** START Data records **

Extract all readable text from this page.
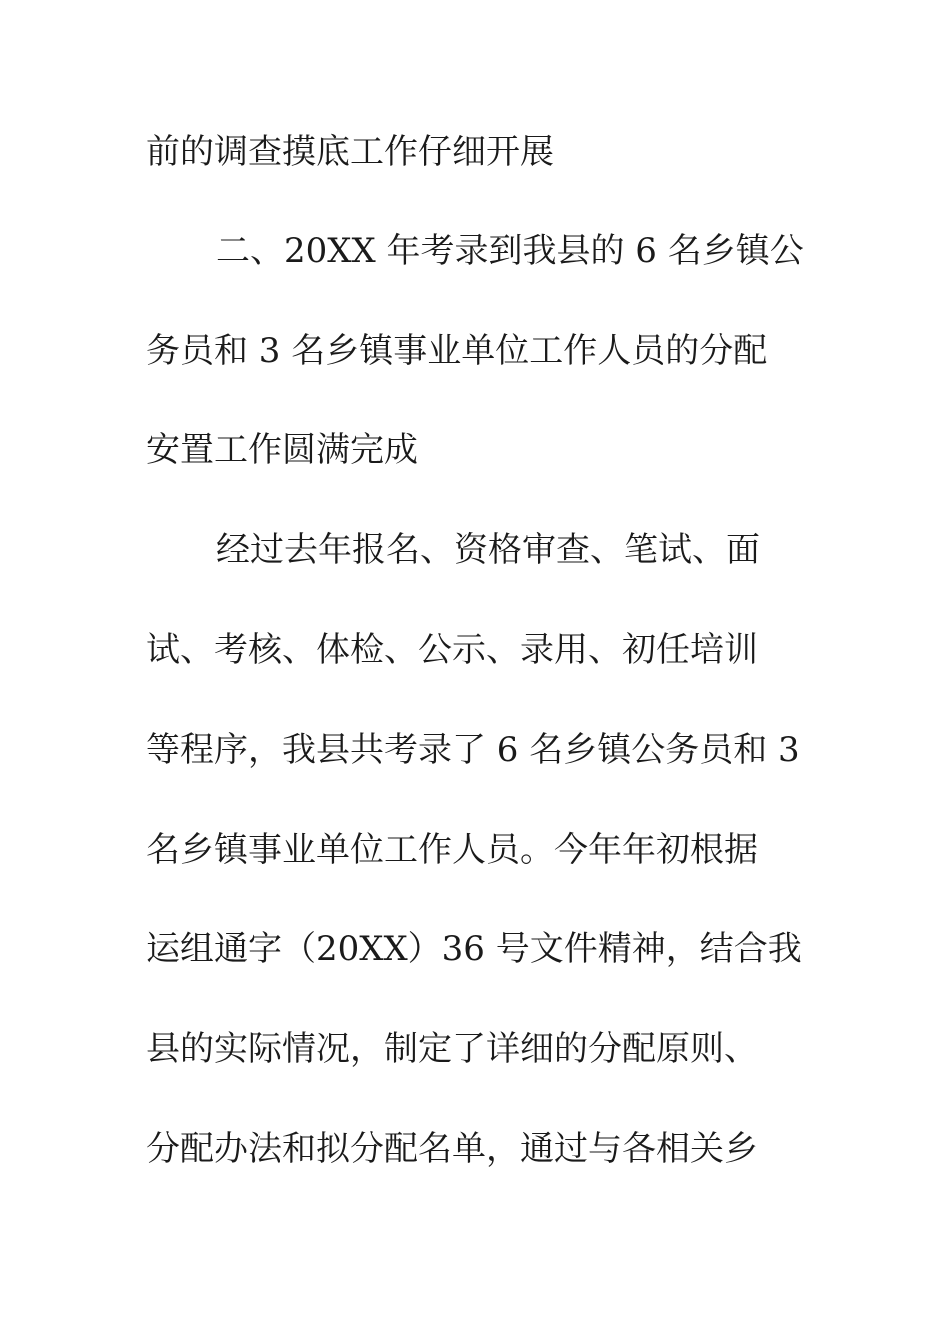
前的调查摸底工作仔细开展
二、20XX 年考录到我县的 6 名乡镇公
务员和 3 名乡镇事业单位工作人员的分配
安置工作圆满完成
经过去年报名、资格审查、笔试、面
试、考核、体检、公示、录用、初任培训
等程序，我县共考录了 6 名乡镇公务员和 3
名乡镇事业单位工作人员。今年年初根据
运组通字（20XX）36 号文件精神，结合我
县的实际情况，制定了详细的分配原则、
分配办法和拟分配名单，通过与各相关乡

** END Data records **

*The request*
Give every record again exactly, apart from the pictures, which stay out.

*Exercise output*
Extract all readable text from this page.
前的调查摸底工作仔细开展
二、20XX 年考录到我县的 6 名乡镇公
务员和 3 名乡镇事业单位工作人员的分配
安置工作圆满完成
经过去年报名、资格审查、笔试、面
试、考核、体检、公示、录用、初任培训
等程序，我县共考录了 6 名乡镇公务员和 3
名乡镇事业单位工作人员。今年年初根据
运组通字（20XX）36 号文件精神，结合我
县的实际情况，制定了详细的分配原则、
分配办法和拟分配名单，通过与各相关乡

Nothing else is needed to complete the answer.